● **ТЕКСТ**:

:::

Читатель остается один на один с текстом, вроде бы. Нет, не так — кроме текста, что от автора, подключается память и собственный опыт самого читателя, срабатывает система опознания «свой — чужой», да и еще много другого разного там происходит. Если доверять читателю, если держать его с собой на «одной доске», текст, что не отпустит до последней страницы, получится сам собой. Нельзя писать и одновременно думать «а что мне за это будет?» И, уж тем более, не надо «пропихивать» в свой текст улучшенную версию самого себя. Раскусят на раз. «Правду говорить легко и приятно».
— Как вы обычно понимаете, что пришедшая в голову идея воплотится в книге?
— Это весьма заманчивый процесс: «когда б вы знали, из какого сора…» Идеи не рождаются на пустом месте. Из словесного шума и мусора долго, иногда десятилетиями, выкристаллизовываются вопросы, которые не получается забыть. От которых не получается отмахнуться, сказать себе, мол, брось, смотри, какая чушь, пойди лучше кофе себе свари. Такие мысли не дают покоя долгое время. Когда понимаешь, что они уже больше никуда от тебя не денутся, начинаешь искать ответы. Тут — никаких письменных столов и «чистых листов». Нет, совсем другое.
Мысль может мучить меня месяцами и годами. Но мысль — она ведь бесплотна. Ее нельзя взять и пощупать, тем более, ее нельзя передать (например, по проводам) другому человеку. И вдруг — да, это всегда происходит вдруг! — не поддающаяся взнузданию мысль вдруг словно поворачивается к тебе другой стороной, а на стороне той — словно волшебный экран. И на экране том — персонажи, вкусы, запахи, плохая или хорошая погода, конфликты, сшибки, симпатия и ненависть… И тут нужно только успевать «поворачиваться», успевать записывать. Иначе прекрасное видение так и исчезнет, не оставив после себя следа.
Что важно, не следует думать: «о, как замечательно, о, как у меня хорошо получается»: написал кусок утром — отложи в сторону, и обязательно вернись к редактуре вечером. Уже без эмоций, уже с критической оценкой; тут-то и посмотрим на все твои «о-о-о!». Не всякий мой текст выдержит мою же «вечернюю» проверку. Я безжалостен к себе как редактор. Зная это, в процессе написания всегда говоришь: эй, не играй в поддавки, не старайся примитивизировать; пусть будет сложно, но по правде. Читатель такие вещи подсознательно чувствует. И всегда будет с тобой, на твоей стороне, на стороне твоего героя — если ты не врешь; ни ему, ни самому себе.

:::

Записи с разметкой областей:
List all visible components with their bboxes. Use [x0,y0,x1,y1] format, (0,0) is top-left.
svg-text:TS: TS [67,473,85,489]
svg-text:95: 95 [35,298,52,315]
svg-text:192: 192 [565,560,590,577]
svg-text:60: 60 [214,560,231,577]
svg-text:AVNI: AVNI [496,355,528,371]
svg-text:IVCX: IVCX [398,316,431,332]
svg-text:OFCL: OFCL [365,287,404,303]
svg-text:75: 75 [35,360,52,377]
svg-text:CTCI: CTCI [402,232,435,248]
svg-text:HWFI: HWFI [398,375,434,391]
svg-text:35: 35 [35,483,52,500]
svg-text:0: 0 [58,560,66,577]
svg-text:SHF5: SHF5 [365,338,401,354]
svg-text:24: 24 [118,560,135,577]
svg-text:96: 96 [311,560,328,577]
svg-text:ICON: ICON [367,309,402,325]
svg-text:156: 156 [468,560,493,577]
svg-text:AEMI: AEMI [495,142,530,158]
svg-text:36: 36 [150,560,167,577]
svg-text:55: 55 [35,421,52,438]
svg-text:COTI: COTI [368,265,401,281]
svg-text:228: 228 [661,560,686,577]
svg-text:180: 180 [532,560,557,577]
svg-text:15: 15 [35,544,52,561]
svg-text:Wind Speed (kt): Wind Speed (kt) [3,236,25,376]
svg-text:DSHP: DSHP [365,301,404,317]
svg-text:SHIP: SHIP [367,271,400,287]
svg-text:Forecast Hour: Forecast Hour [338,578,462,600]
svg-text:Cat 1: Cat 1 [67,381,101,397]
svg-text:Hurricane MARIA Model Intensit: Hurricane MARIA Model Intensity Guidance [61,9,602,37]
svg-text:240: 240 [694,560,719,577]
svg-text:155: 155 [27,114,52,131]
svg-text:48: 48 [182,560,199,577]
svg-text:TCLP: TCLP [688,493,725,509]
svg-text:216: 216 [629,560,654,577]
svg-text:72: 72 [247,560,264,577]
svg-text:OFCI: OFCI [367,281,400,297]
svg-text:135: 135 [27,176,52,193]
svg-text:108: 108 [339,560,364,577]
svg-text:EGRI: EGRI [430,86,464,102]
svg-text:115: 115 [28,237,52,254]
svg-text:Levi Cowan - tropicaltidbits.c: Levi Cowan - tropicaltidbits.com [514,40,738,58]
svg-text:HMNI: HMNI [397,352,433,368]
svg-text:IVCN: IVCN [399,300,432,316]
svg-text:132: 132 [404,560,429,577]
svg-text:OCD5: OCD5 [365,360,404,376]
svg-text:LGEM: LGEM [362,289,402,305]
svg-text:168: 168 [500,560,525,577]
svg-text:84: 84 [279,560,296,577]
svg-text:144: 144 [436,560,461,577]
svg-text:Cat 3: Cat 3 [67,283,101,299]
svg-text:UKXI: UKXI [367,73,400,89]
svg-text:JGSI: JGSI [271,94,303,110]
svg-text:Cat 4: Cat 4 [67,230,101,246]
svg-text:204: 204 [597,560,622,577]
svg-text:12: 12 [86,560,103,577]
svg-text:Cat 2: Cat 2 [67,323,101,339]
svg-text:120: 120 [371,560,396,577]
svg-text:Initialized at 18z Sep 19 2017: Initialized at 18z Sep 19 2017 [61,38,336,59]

:::

● **ПИСЬМЕННОЕ ЗАДАНИЕ 1**:
Ответьте на вопросы по фрагменту интервью:
(a) Сколько времени, по словам автора, его может мучить мысль?
(b) Что, согласно фрагменту интервью, не надо «пропихивать» в свой текст?
(c) Когда нужно вернуться к редактуре куска, написанного утром?
● **ПИСЬМЕННОЕ ЗАДАНИЕ 2**: Процитируйте фрагмент интервью от слов «Что важно, не» до слов «ни самому себе.» включительно.

● **ОТВЕТ 1**:
(a) Месяцами и годами.
(b) Улучшенную версию самого себя.
(c) Вечером.

● **ОТВЕТ 2**:
Что важно, не следует думать: «о, как замечательно, о, как у меня хорошо получается»: написал кусок утром — отложи в сторону, и обязательно вернись к редактуре вечером. Уже без эмоций, уже с критической оценкой; тут-то и посмотрим на все твои «о-о-о!». Не всякий мой текст выдержит мою же «вечернюю» проверку. Я безжалостен к себе как редактор. Зная это, в процессе написания всегда говоришь: эй, не играй в поддавки, не старайся примитивизировать; пусть будет сложно, но по правде. Читатель такие вещи подсознательно чувствует. И всегда будет с тобой, на твоей стороне, на стороне твоего героя — если ты не врешь; ни ему, ни самому себе.